Write the listing below out again exactly, dropping the images.

_ _ _ _ _ _ _

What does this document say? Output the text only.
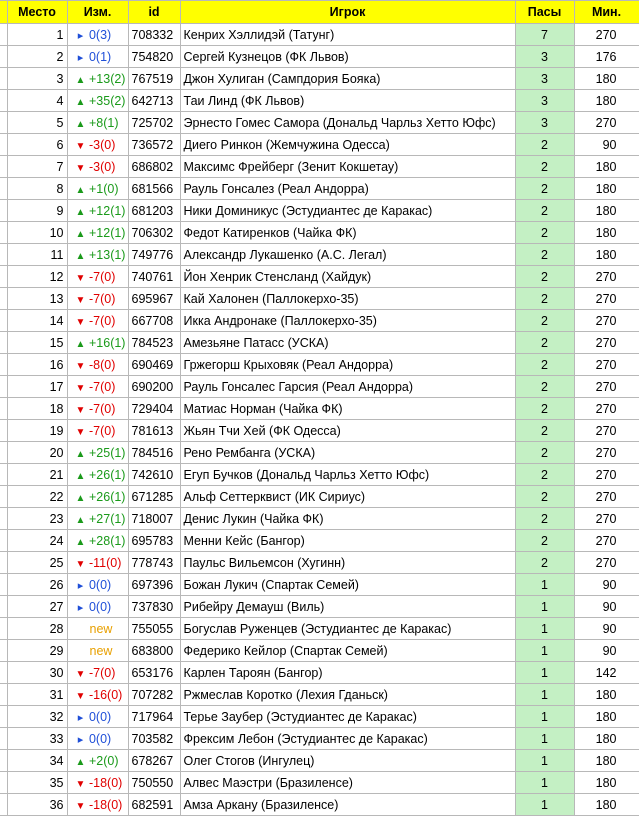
	Место	Изм.	id	Игрок	Пасы	Мин.
	1	▸ 0(3)	708332	Кенрих Хэллидэй (Татунг)	7	270
	2	▸ 0(1)	754820	Сергей Кузнецов (ФК Львов)	3	176
	3	▲ +13(2)	767519	Джон Хулиган (Сампдория Бояка)	3	180
	4	▲ +35(2)	642713	Таи Линд (ФК Львов)	3	180
	5	▲ +8(1)	725702	Эрнесто Гомес Самора (Дональд Чарльз Хетто Юфс)	3	270
	6	▼ -3(0)	736572	Диего Ринкон (Жемчужина Одесса)	2	90
	7	▼ -3(0)	686802	Максимс Фрейберг (Зенит Кокшетау)	2	180
	8	▲ +1(0)	681566	Рауль Гонсалез (Реал Андорра)	2	180
	9	▲ +12(1)	681203	Ники Доминикус (Эстудиантес де Каракас)	2	180
	10	▲ +12(1)	706302	Федот Катиренков (Чайка ФК)	2	180
	11	▲ +13(1)	749776	Александр Лукашенко (А.С. Легал)	2	180
	12	▼ -7(0)	740761	Йон Хенрик Стенсланд (Хайдук)	2	270
	13	▼ -7(0)	695967	Кай Халонен (Паллокерхо-35)	2	270
	14	▼ -7(0)	667708	Икка Андронаке (Паллокерхо-35)	2	270
	15	▲ +16(1)	784523	Амезьяне Патасс (УСКА)	2	270
	16	▼ -8(0)	690469	Гржегорш Крыховяк (Реал Андорра)	2	270
	17	▼ -7(0)	690200	Рауль Гонсалес Гарсия (Реал Андорра)	2	270
	18	▼ -7(0)	729404	Матиас Норман (Чайка ФК)	2	270
	19	▼ -7(0)	781613	Жьян Тчи Хей (ФК Одесса)	2	270
	20	▲ +25(1)	784516	Рено Рембанга (УСКА)	2	270
	21	▲ +26(1)	742610	Егуп Бучков (Дональд Чарльз Хетто Юфс)	2	270
	22	▲ +26(1)	671285	Альф Сеттерквист (ИК Сириус)	2	270
	23	▲ +27(1)	718007	Денис Лукин (Чайка ФК)	2	270
	24	▲ +28(1)	695783	Менни Кейс (Бангор)	2	270
	25	▼ -11(0)	778743	Паульс Вильемсон (Хугинн)	2	270
	26	▸ 0(0)	697396	Божан Лукич (Спартак Семей)	1	90
	27	▸ 0(0)	737830	Рибейру Демауш (Виль)	1	90
	28	new	755055	Богуслав Руженцев (Эстудиантес де Каракас)	1	90
	29	new	683800	Федерико Кейлор (Спартак Семей)	1	90
	30	▼ -7(0)	653176	Карлен Тароян (Бангор)	1	142
	31	▼ -16(0)	707282	Ржмеслав Коротко (Лехия Гданьск)	1	180
	32	▸ 0(0)	717964	Терье Заубер (Эстудиантес де Каракас)	1	180
	33	▸ 0(0)	703582	Фрексим Лебон (Эстудиантес де Каракас)	1	180
	34	▲ +2(0)	678267	Олег Стогов (Ингулец)	1	180
	35	▼ -18(0)	750550	Алвес Маэстри (Бразиленсе)	1	180
	36	▼ -18(0)	682591	Амза Аркану (Бразиленсе)	1	180
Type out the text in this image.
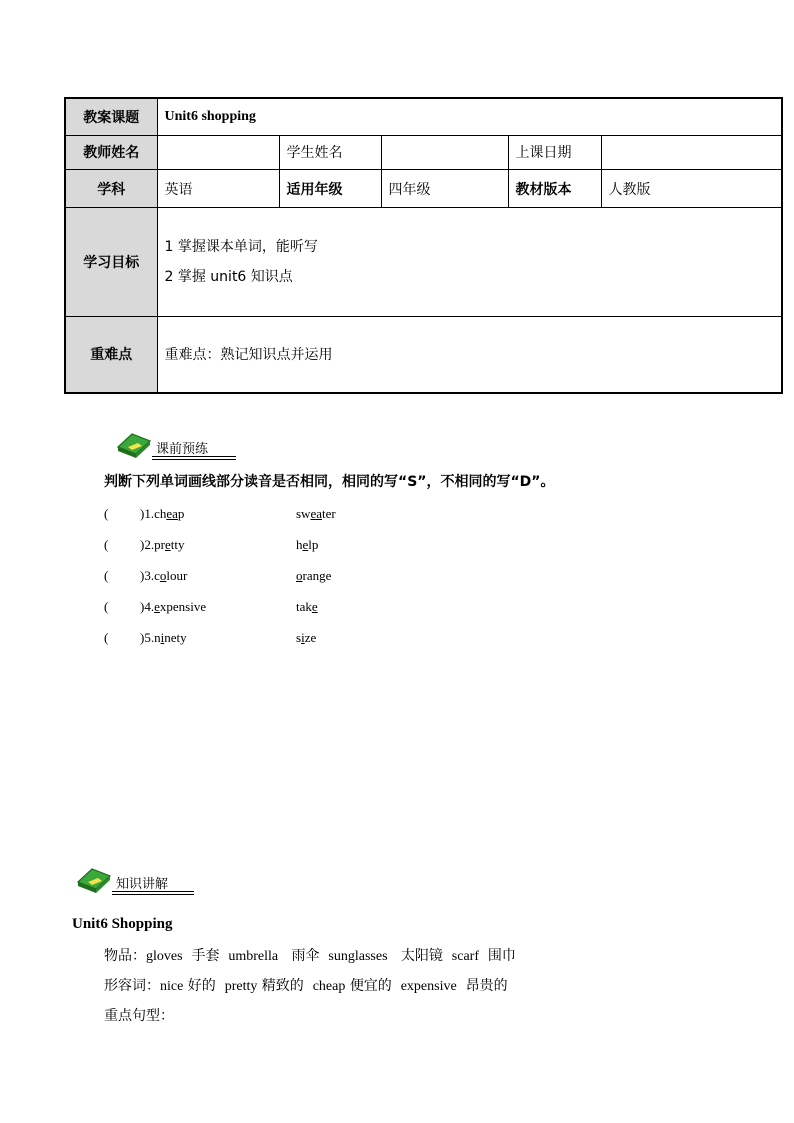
教案课题	Unit6 shopping				
教师姓名		学生姓名		上课日期	
学科	英语	适用年级	四年级	教材版本	人教版
学习目标	1 掌握课本单词，能听写
2 掌握 unit6 知识点				

重难点	重难点：熟记知识点并运用				
课前预练
判断下列单词画线部分读音是否相同，相同的写“S”，不相同的写“D”。
( )1.cheap	sweater
( )2.pretty	help
( )3.colour	orange
( )4.expensive	take
( )5.ninety	size
知识讲解
Unit6 Shopping
物品：gloves 手套 umbrella 雨伞 sunglasses 太阳镜 scarf 围巾
形容词：nice 好的 pretty 精致的 cheap 便宜的 expensive 昂贵的
重点句型：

_ _ _ _ _ _ _

EXERCISE RESPONSE:
What does this document say? Output the text only.
	Место	Изм.	id	Игрок	Пасы	Мин.
	1	▸ 0(3)	708332	Кенрих Хэллидэй (Татунг)	7	270
	2	▸ 0(1)	754820	Сергей Кузнецов (ФК Львов)	3	176
	3	▲ +13(2)	767519	Джон Хулиган (Сампдория Бояка)	3	180
	4	▲ +35(2)	642713	Таи Линд (ФК Львов)	3	180
	5	▲ +8(1)	725702	Эрнесто Гомес Самора (Дональд Чарльз Хетто Юфс)	3	270
	6	▼ -3(0)	736572	Диего Ринкон (Жемчужина Одесса)	2	90
	7	▼ -3(0)	686802	Максимс Фрейберг (Зенит Кокшетау)	2	180
	8	▲ +1(0)	681566	Рауль Гонсалез (Реал Андорра)	2	180
	9	▲ +12(1)	681203	Ники Доминикус (Эстудиантес де Каракас)	2	180
	10	▲ +12(1)	706302	Федот Катиренков (Чайка ФК)	2	180
	11	▲ +13(1)	749776	Александр Лукашенко (А.С. Легал)	2	180
	12	▼ -7(0)	740761	Йон Хенрик Стенсланд (Хайдук)	2	270
	13	▼ -7(0)	695967	Кай Халонен (Паллокерхо-35)	2	270
	14	▼ -7(0)	667708	Икка Андронаке (Паллокерхо-35)	2	270
	15	▲ +16(1)	784523	Амезьяне Патасс (УСКА)	2	270
	16	▼ -8(0)	690469	Гржегорш Крыховяк (Реал Андорра)	2	270
	17	▼ -7(0)	690200	Рауль Гонсалес Гарсия (Реал Андорра)	2	270
	18	▼ -7(0)	729404	Матиас Норман (Чайка ФК)	2	270
	19	▼ -7(0)	781613	Жьян Тчи Хей (ФК Одесса)	2	270
	20	▲ +25(1)	784516	Рено Рембанга (УСКА)	2	270
	21	▲ +26(1)	742610	Егуп Бучков (Дональд Чарльз Хетто Юфс)	2	270
	22	▲ +26(1)	671285	Альф Сеттерквист (ИК Сириус)	2	270
	23	▲ +27(1)	718007	Денис Лукин (Чайка ФК)	2	270
	24	▲ +28(1)	695783	Менни Кейс (Бангор)	2	270
	25	▼ -11(0)	778743	Паульс Вильемсон (Хугинн)	2	270
	26	▸ 0(0)	697396	Божан Лукич (Спартак Семей)	1	90
	27	▸ 0(0)	737830	Рибейру Демауш (Виль)	1	90
	28	new	755055	Богуслав Руженцев (Эстудиантес де Каракас)	1	90
	29	new	683800	Федерико Кейлор (Спартак Семей)	1	90
	30	▼ -7(0)	653176	Карлен Тароян (Бангор)	1	142
	31	▼ -16(0)	707282	Ржмеслав Коротко (Лехия Гданьск)	1	180
	32	▸ 0(0)	717964	Терье Заубер (Эстудиантес де Каракас)	1	180
	33	▸ 0(0)	703582	Фрексим Лебон (Эстудиантес де Каракас)	1	180
	34	▲ +2(0)	678267	Олег Стогов (Ингулец)	1	180
	35	▼ -18(0)	750550	Алвес Маэстри (Бразиленсе)	1	180
	36	▼ -18(0)	682591	Амза Аркану (Бразиленсе)	1	180
Type out the text in this image.
教案课题	Unit6 shopping				
教师姓名		学生姓名		上课日期	
学科	英语	适用年级	四年级	教材版本	人教版
学习目标	1 掌握课本单词，能听写
2 掌握 unit6 知识点				

重难点	重难点：熟记知识点并运用				
课前预练
判断下列单词画线部分读音是否相同，相同的写“S”，不相同的写“D”。
( )1.cheap	sweater
( )2.pretty	help
( )3.colour	orange
( )4.expensive	take
( )5.ninety	size
知识讲解
Unit6 Shopping
物品：gloves 手套 umbrella 雨伞 sunglasses 太阳镜 scarf 围巾
形容词：nice 好的 pretty 精致的 cheap 便宜的 expensive 昂贵的
重点句型：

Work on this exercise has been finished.